Dataset records on visual material
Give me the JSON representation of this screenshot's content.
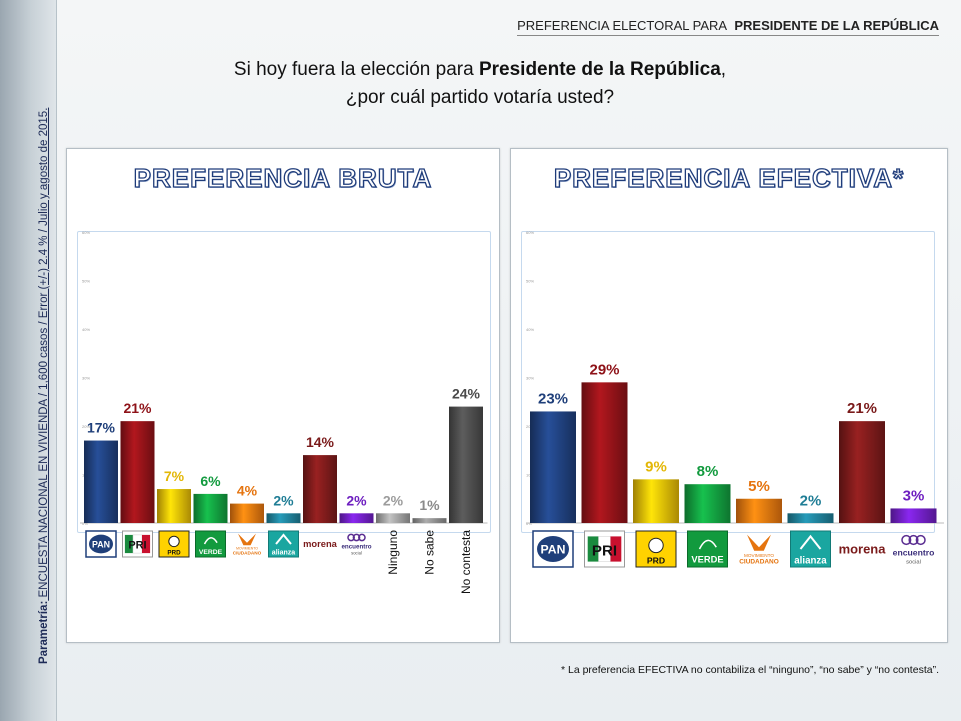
{
  "header": {
    "prefix": "PREFERENCIA ELECTORAL PARA",
    "bold": "PRESIDENTE DE LA REPÚBLICA"
  },
  "question": {
    "line1_a": "Si hoy fuera la elección para ",
    "line1_bold": "Presidente de la República",
    "line1_b": ",",
    "line2": "¿por cuál partido votaría usted?"
  },
  "sidebar": {
    "bold": "Parametría:",
    "rest": " ENCUESTA NACIONAL EN VIVIENDA / 1,600 casos / Error (+/-) 2.4 % / Julio y agosto de 2015."
  },
  "footnote": "* La preferencia EFECTIVA no contabiliza el “ninguno”, “no sabe” y “no contesta”.",
  "chart_data": [
    {
      "type": "bar",
      "title": "PREFERENCIA BRUTA",
      "categories": [
        "PAN",
        "PRI",
        "PRD",
        "VERDE",
        "MOVIMIENTO CIUDADANO",
        "alianza",
        "morena",
        "encuentro social",
        "Ninguno",
        "No sabe",
        "No contesta"
      ],
      "values": [
        17,
        21,
        7,
        6,
        4,
        2,
        14,
        2,
        2,
        1,
        24
      ],
      "labels": [
        "17%",
        "21%",
        "7%",
        "6%",
        "4%",
        "2%",
        "14%",
        "2%",
        "2%",
        "1%",
        "24%"
      ],
      "colors": [
        "#1f3f7a",
        "#8e1218",
        "#e3b706",
        "#129a3e",
        "#e5740f",
        "#1f7d95",
        "#7a1a1a",
        "#6e1fc0",
        "#9c9c9c",
        "#8a8a8a",
        "#4a4a4a"
      ],
      "ylim": [
        0,
        60
      ]
    },
    {
      "type": "bar",
      "title": "PREFERENCIA EFECTIVA*",
      "categories": [
        "PAN",
        "PRI",
        "PRD",
        "VERDE",
        "MOVIMIENTO CIUDADANO",
        "alianza",
        "morena",
        "encuentro social"
      ],
      "values": [
        23,
        29,
        9,
        8,
        5,
        2,
        21,
        3
      ],
      "labels": [
        "23%",
        "29%",
        "9%",
        "8%",
        "5%",
        "2%",
        "21%",
        "3%"
      ],
      "colors": [
        "#1f3f7a",
        "#8e1218",
        "#e3b706",
        "#129a3e",
        "#e5740f",
        "#1f7d95",
        "#7a1a1a",
        "#6e1fc0"
      ],
      "ylim": [
        0,
        60
      ]
    }
  ],
  "logos": {
    "pan": "PAN",
    "pri": "PRI",
    "prd": "PRD",
    "verde": "VERDE",
    "mc_small": "MOVIMIENTO",
    "mc": "CIUDADANO",
    "alianza": "alianza",
    "morena": "morena",
    "encuentro": "encuentro",
    "social": "social"
  },
  "text_categories": [
    "Ninguno",
    "No sabe",
    "No contesta"
  ]
}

▸ WRITTEN PROBLEM:
Find out how many lines in the listing contain the string "encuentro". Give the number alone.

▸ ANSWER TO THE TASK:
3